> **Goal of the exercise**
Write every record out again exactly as given.

> **Data to process**
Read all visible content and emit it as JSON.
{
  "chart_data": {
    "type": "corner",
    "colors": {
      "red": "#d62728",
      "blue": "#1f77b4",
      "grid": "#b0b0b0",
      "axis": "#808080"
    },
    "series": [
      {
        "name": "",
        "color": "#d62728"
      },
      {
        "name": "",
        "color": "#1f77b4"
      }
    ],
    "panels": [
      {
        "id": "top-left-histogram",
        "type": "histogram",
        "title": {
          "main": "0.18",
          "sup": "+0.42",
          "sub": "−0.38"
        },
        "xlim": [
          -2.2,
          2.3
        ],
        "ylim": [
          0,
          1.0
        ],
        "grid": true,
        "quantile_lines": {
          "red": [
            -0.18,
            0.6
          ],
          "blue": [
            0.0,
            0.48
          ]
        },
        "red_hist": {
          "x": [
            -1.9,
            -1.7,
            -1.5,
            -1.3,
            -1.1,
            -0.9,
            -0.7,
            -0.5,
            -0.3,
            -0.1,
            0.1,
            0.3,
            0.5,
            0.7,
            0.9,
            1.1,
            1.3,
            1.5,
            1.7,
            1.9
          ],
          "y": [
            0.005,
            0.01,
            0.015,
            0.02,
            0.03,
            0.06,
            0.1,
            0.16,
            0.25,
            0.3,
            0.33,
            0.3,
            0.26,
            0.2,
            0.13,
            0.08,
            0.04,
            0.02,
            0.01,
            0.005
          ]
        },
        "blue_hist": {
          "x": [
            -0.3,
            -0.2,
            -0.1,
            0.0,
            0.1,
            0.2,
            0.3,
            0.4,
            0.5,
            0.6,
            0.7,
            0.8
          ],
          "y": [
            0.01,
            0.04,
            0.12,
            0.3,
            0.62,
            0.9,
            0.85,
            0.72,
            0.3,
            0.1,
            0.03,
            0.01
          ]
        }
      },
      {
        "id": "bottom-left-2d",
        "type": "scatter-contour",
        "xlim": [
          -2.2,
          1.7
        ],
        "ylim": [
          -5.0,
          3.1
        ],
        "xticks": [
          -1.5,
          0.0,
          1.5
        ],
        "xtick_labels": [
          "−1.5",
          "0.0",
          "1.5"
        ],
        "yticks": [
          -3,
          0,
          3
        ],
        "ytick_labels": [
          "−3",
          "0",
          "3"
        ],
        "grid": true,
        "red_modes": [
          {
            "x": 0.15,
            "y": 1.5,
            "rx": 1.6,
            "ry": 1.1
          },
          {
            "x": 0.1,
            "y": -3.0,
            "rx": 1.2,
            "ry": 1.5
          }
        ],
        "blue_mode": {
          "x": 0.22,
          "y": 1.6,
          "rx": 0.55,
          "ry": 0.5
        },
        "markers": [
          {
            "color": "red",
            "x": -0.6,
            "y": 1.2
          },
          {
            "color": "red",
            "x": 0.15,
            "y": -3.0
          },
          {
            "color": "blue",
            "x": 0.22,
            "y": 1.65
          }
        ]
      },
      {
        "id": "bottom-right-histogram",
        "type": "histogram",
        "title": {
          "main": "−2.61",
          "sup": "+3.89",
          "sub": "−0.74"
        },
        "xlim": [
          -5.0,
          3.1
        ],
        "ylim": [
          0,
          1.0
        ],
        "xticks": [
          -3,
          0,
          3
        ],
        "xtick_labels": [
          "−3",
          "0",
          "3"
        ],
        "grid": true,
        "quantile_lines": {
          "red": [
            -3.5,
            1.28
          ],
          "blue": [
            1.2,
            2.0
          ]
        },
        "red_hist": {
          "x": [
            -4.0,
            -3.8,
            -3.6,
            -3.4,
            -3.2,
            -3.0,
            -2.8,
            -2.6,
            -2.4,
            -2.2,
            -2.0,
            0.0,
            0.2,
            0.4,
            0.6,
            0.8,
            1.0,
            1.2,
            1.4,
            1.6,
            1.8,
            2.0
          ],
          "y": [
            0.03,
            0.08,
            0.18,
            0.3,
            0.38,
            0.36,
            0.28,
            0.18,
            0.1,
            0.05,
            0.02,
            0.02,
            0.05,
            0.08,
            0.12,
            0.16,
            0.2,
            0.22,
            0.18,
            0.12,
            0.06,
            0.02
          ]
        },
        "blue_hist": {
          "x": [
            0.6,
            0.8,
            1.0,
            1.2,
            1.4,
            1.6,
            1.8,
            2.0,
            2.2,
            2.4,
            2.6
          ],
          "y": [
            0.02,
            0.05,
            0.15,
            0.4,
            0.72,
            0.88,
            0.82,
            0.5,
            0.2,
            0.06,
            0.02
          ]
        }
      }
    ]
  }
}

> **Expected output**
Read all visible content and emit it as JSON.
{
  "chart_data": {
    "type": "corner",
    "colors": {
      "red": "#d62728",
      "blue": "#1f77b4",
      "grid": "#b0b0b0",
      "axis": "#808080"
    },
    "series": [
      {
        "name": "",
        "color": "#d62728"
      },
      {
        "name": "",
        "color": "#1f77b4"
      }
    ],
    "panels": [
      {
        "id": "top-left-histogram",
        "type": "histogram",
        "title": {
          "main": "0.18",
          "sup": "+0.42",
          "sub": "−0.38"
        },
        "xlim": [
          -2.2,
          2.3
        ],
        "ylim": [
          0,
          1.0
        ],
        "grid": true,
        "quantile_lines": {
          "red": [
            -0.18,
            0.6
          ],
          "blue": [
            0.0,
            0.48
          ]
        },
        "red_hist": {
          "x": [
            -1.9,
            -1.7,
            -1.5,
            -1.3,
            -1.1,
            -0.9,
            -0.7,
            -0.5,
            -0.3,
            -0.1,
            0.1,
            0.3,
            0.5,
            0.7,
            0.9,
            1.1,
            1.3,
            1.5,
            1.7,
            1.9
          ],
          "y": [
            0.005,
            0.01,
            0.015,
            0.02,
            0.03,
            0.06,
            0.1,
            0.16,
            0.25,
            0.3,
            0.33,
            0.3,
            0.26,
            0.2,
            0.13,
            0.08,
            0.04,
            0.02,
            0.01,
            0.005
          ]
        },
        "blue_hist": {
          "x": [
            -0.3,
            -0.2,
            -0.1,
            0.0,
            0.1,
            0.2,
            0.3,
            0.4,
            0.5,
            0.6,
            0.7,
            0.8
          ],
          "y": [
            0.01,
            0.04,
            0.12,
            0.3,
            0.62,
            0.9,
            0.85,
            0.72,
            0.3,
            0.1,
            0.03,
            0.01
          ]
        }
      },
      {
        "id": "bottom-left-2d",
        "type": "scatter-contour",
        "xlim": [
          -2.2,
          1.7
        ],
        "ylim": [
          -5.0,
          3.1
        ],
        "xticks": [
          -1.5,
          0.0,
          1.5
        ],
        "xtick_labels": [
          "−1.5",
          "0.0",
          "1.5"
        ],
        "yticks": [
          -3,
          0,
          3
        ],
        "ytick_labels": [
          "−3",
          "0",
          "3"
        ],
        "grid": true,
        "red_modes": [
          {
            "x": 0.15,
            "y": 1.5,
            "rx": 1.6,
            "ry": 1.1
          },
          {
            "x": 0.1,
            "y": -3.0,
            "rx": 1.2,
            "ry": 1.5
          }
        ],
        "blue_mode": {
          "x": 0.22,
          "y": 1.6,
          "rx": 0.55,
          "ry": 0.5
        },
        "markers": [
          {
            "color": "red",
            "x": -0.6,
            "y": 1.2
          },
          {
            "color": "red",
            "x": 0.15,
            "y": -3.0
          },
          {
            "color": "blue",
            "x": 0.22,
            "y": 1.65
          }
        ]
      },
      {
        "id": "bottom-right-histogram",
        "type": "histogram",
        "title": {
          "main": "−2.61",
          "sup": "+3.89",
          "sub": "−0.74"
        },
        "xlim": [
          -5.0,
          3.1
        ],
        "ylim": [
          0,
          1.0
        ],
        "xticks": [
          -3,
          0,
          3
        ],
        "xtick_labels": [
          "−3",
          "0",
          "3"
        ],
        "grid": true,
        "quantile_lines": {
          "red": [
            -3.5,
            1.28
          ],
          "blue": [
            1.2,
            2.0
          ]
        },
        "red_hist": {
          "x": [
            -4.0,
            -3.8,
            -3.6,
            -3.4,
            -3.2,
            -3.0,
            -2.8,
            -2.6,
            -2.4,
            -2.2,
            -2.0,
            0.0,
            0.2,
            0.4,
            0.6,
            0.8,
            1.0,
            1.2,
            1.4,
            1.6,
            1.8,
            2.0
          ],
          "y": [
            0.03,
            0.08,
            0.18,
            0.3,
            0.38,
            0.36,
            0.28,
            0.18,
            0.1,
            0.05,
            0.02,
            0.02,
            0.05,
            0.08,
            0.12,
            0.16,
            0.2,
            0.22,
            0.18,
            0.12,
            0.06,
            0.02
          ]
        },
        "blue_hist": {
          "x": [
            0.6,
            0.8,
            1.0,
            1.2,
            1.4,
            1.6,
            1.8,
            2.0,
            2.2,
            2.4,
            2.6
          ],
          "y": [
            0.02,
            0.05,
            0.15,
            0.4,
            0.72,
            0.88,
            0.82,
            0.5,
            0.2,
            0.06,
            0.02
          ]
        }
      }
    ]
  }
}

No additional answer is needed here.